#### [What is needed]
In the copy, include every entry exactly but none of the images.

[Figure contents as structured data]
■ ■ ■ ■ ■

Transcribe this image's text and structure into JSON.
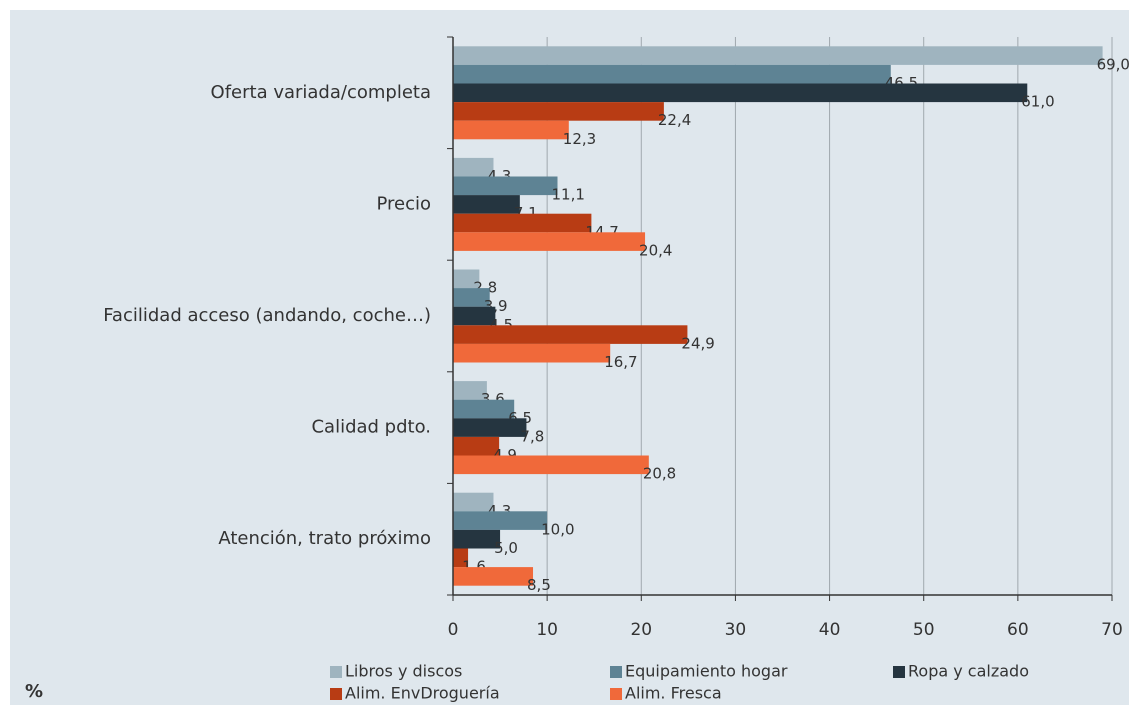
{
  "chart_data": {
    "type": "bar",
    "orientation": "horizontal",
    "categories": [
      "Oferta variada/completa",
      "Precio",
      "Facilidad acceso (andando, coche…)",
      "Calidad pdto.",
      "Atención, trato próximo"
    ],
    "series": [
      {
        "name": "Libros y discos",
        "color": "#9fb4bf",
        "values": [
          69.0,
          4.3,
          2.8,
          3.6,
          4.3
        ],
        "value_labels": [
          "69,0",
          "4,3",
          "2,8",
          "3,6",
          "4,3"
        ]
      },
      {
        "name": "Equipamiento hogar",
        "color": "#5e8394",
        "values": [
          46.5,
          11.1,
          3.9,
          6.5,
          10.0
        ],
        "value_labels": [
          "46,5",
          "11,1",
          "3,9",
          "6,5",
          "10,0"
        ]
      },
      {
        "name": "Ropa y calzado",
        "color": "#253540",
        "values": [
          61.0,
          7.1,
          4.5,
          7.8,
          5.0
        ],
        "value_labels": [
          "61,0",
          "7,1",
          "4,5",
          "7,8",
          "5,0"
        ]
      },
      {
        "name": "Alim. EnvDroguería",
        "color": "#b83c14",
        "values": [
          22.4,
          14.7,
          24.9,
          4.9,
          1.6
        ],
        "value_labels": [
          "22,4",
          "14,7",
          "24,9",
          "4,9",
          "1,6"
        ]
      },
      {
        "name": "Alim. Fresca",
        "color": "#f0693a",
        "values": [
          12.3,
          20.4,
          16.7,
          20.8,
          8.5
        ],
        "value_labels": [
          "12,3",
          "20,4",
          "16,7",
          "20,8",
          "8,5"
        ]
      }
    ],
    "xlim": [
      0,
      70
    ],
    "xticks": [
      0,
      10,
      20,
      30,
      40,
      50,
      60,
      70
    ],
    "grid": true,
    "unit_label": "%"
  }
}
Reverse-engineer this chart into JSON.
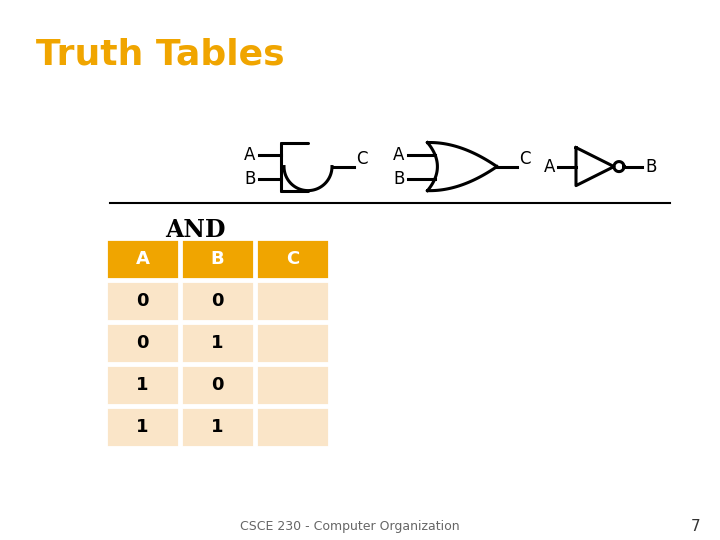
{
  "title": "Truth Tables",
  "title_color": "#F0A500",
  "title_bg": "#000000",
  "title_fontsize": 26,
  "bg_color": "#ffffff",
  "table_label": "AND",
  "table_headers": [
    "A",
    "B",
    "C"
  ],
  "table_rows": [
    [
      "0",
      "0",
      ""
    ],
    [
      "0",
      "1",
      ""
    ],
    [
      "1",
      "0",
      ""
    ],
    [
      "1",
      "1",
      ""
    ]
  ],
  "header_bg": "#F0A500",
  "header_fg": "#ffffff",
  "row_bg": "#FAE5C8",
  "row_fg": "#000000",
  "footer_text": "CSCE 230 - Computer Organization",
  "footer_num": "7",
  "gate_color": "#000000"
}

■ ■ ■ ■ ■

#### [Written reply]
Transcribe this image's text and structure into JSON.
{
  "chart_data": {
    "type": "bar",
    "orientation": "horizontal",
    "categories": [
      "Oferta variada/completa",
      "Precio",
      "Facilidad acceso (andando, coche…)",
      "Calidad pdto.",
      "Atención, trato próximo"
    ],
    "series": [
      {
        "name": "Libros y discos",
        "color": "#9fb4bf",
        "values": [
          69.0,
          4.3,
          2.8,
          3.6,
          4.3
        ],
        "value_labels": [
          "69,0",
          "4,3",
          "2,8",
          "3,6",
          "4,3"
        ]
      },
      {
        "name": "Equipamiento hogar",
        "color": "#5e8394",
        "values": [
          46.5,
          11.1,
          3.9,
          6.5,
          10.0
        ],
        "value_labels": [
          "46,5",
          "11,1",
          "3,9",
          "6,5",
          "10,0"
        ]
      },
      {
        "name": "Ropa y calzado",
        "color": "#253540",
        "values": [
          61.0,
          7.1,
          4.5,
          7.8,
          5.0
        ],
        "value_labels": [
          "61,0",
          "7,1",
          "4,5",
          "7,8",
          "5,0"
        ]
      },
      {
        "name": "Alim. EnvDroguería",
        "color": "#b83c14",
        "values": [
          22.4,
          14.7,
          24.9,
          4.9,
          1.6
        ],
        "value_labels": [
          "22,4",
          "14,7",
          "24,9",
          "4,9",
          "1,6"
        ]
      },
      {
        "name": "Alim. Fresca",
        "color": "#f0693a",
        "values": [
          12.3,
          20.4,
          16.7,
          20.8,
          8.5
        ],
        "value_labels": [
          "12,3",
          "20,4",
          "16,7",
          "20,8",
          "8,5"
        ]
      }
    ],
    "xlim": [
      0,
      70
    ],
    "xticks": [
      0,
      10,
      20,
      30,
      40,
      50,
      60,
      70
    ],
    "grid": true,
    "unit_label": "%"
  }
}
Reverse-engineer this chart into JSON.
{
  "title": "Truth Tables",
  "title_color": "#F0A500",
  "title_bg": "#000000",
  "title_fontsize": 26,
  "bg_color": "#ffffff",
  "table_label": "AND",
  "table_headers": [
    "A",
    "B",
    "C"
  ],
  "table_rows": [
    [
      "0",
      "0",
      ""
    ],
    [
      "0",
      "1",
      ""
    ],
    [
      "1",
      "0",
      ""
    ],
    [
      "1",
      "1",
      ""
    ]
  ],
  "header_bg": "#F0A500",
  "header_fg": "#ffffff",
  "row_bg": "#FAE5C8",
  "row_fg": "#000000",
  "footer_text": "CSCE 230 - Computer Organization",
  "footer_num": "7",
  "gate_color": "#000000"
}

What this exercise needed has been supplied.